— EXERCISE AIM —
Print every line of the listing exactly, please.

Stored dataset items:
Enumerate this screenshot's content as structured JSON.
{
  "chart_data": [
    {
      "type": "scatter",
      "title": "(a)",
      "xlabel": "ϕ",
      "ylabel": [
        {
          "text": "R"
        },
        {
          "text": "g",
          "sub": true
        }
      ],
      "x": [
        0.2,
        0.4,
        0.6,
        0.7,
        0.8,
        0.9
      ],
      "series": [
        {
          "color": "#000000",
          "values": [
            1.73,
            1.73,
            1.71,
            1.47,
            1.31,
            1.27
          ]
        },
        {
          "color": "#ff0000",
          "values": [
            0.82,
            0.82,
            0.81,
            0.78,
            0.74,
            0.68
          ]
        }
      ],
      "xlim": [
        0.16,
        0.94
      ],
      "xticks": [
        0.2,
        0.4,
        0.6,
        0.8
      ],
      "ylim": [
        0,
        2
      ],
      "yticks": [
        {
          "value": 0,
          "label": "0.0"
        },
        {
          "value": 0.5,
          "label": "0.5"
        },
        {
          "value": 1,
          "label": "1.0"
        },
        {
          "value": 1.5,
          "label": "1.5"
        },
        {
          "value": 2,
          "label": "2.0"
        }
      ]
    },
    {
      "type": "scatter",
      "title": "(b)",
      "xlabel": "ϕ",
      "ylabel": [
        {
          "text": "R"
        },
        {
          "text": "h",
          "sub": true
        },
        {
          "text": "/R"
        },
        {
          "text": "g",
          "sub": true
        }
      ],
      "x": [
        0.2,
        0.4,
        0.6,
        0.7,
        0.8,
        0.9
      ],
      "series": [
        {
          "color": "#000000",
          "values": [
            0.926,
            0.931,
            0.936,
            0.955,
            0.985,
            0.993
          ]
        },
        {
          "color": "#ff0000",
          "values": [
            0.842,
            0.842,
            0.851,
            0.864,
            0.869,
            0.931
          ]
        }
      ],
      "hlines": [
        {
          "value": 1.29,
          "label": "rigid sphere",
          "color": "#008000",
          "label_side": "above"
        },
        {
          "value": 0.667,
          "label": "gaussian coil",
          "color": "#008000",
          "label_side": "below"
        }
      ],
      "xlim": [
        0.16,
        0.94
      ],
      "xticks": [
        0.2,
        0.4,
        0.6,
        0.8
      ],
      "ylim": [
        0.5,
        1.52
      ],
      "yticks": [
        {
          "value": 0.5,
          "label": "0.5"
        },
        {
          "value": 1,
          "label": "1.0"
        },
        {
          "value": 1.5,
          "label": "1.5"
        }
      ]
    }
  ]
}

— ANSWER TO THIS TASK —
Enumerate this screenshot's content as structured JSON.
{
  "chart_data": [
    {
      "type": "scatter",
      "title": "(a)",
      "xlabel": "ϕ",
      "ylabel": [
        {
          "text": "R"
        },
        {
          "text": "g",
          "sub": true
        }
      ],
      "x": [
        0.2,
        0.4,
        0.6,
        0.7,
        0.8,
        0.9
      ],
      "series": [
        {
          "color": "#000000",
          "values": [
            1.73,
            1.73,
            1.71,
            1.47,
            1.31,
            1.27
          ]
        },
        {
          "color": "#ff0000",
          "values": [
            0.82,
            0.82,
            0.81,
            0.78,
            0.74,
            0.68
          ]
        }
      ],
      "xlim": [
        0.16,
        0.94
      ],
      "xticks": [
        0.2,
        0.4,
        0.6,
        0.8
      ],
      "ylim": [
        0,
        2
      ],
      "yticks": [
        {
          "value": 0,
          "label": "0.0"
        },
        {
          "value": 0.5,
          "label": "0.5"
        },
        {
          "value": 1,
          "label": "1.0"
        },
        {
          "value": 1.5,
          "label": "1.5"
        },
        {
          "value": 2,
          "label": "2.0"
        }
      ]
    },
    {
      "type": "scatter",
      "title": "(b)",
      "xlabel": "ϕ",
      "ylabel": [
        {
          "text": "R"
        },
        {
          "text": "h",
          "sub": true
        },
        {
          "text": "/R"
        },
        {
          "text": "g",
          "sub": true
        }
      ],
      "x": [
        0.2,
        0.4,
        0.6,
        0.7,
        0.8,
        0.9
      ],
      "series": [
        {
          "color": "#000000",
          "values": [
            0.926,
            0.931,
            0.936,
            0.955,
            0.985,
            0.993
          ]
        },
        {
          "color": "#ff0000",
          "values": [
            0.842,
            0.842,
            0.851,
            0.864,
            0.869,
            0.931
          ]
        }
      ],
      "hlines": [
        {
          "value": 1.29,
          "label": "rigid sphere",
          "color": "#008000",
          "label_side": "above"
        },
        {
          "value": 0.667,
          "label": "gaussian coil",
          "color": "#008000",
          "label_side": "below"
        }
      ],
      "xlim": [
        0.16,
        0.94
      ],
      "xticks": [
        0.2,
        0.4,
        0.6,
        0.8
      ],
      "ylim": [
        0.5,
        1.52
      ],
      "yticks": [
        {
          "value": 0.5,
          "label": "0.5"
        },
        {
          "value": 1,
          "label": "1.0"
        },
        {
          "value": 1.5,
          "label": "1.5"
        }
      ]
    }
  ]
}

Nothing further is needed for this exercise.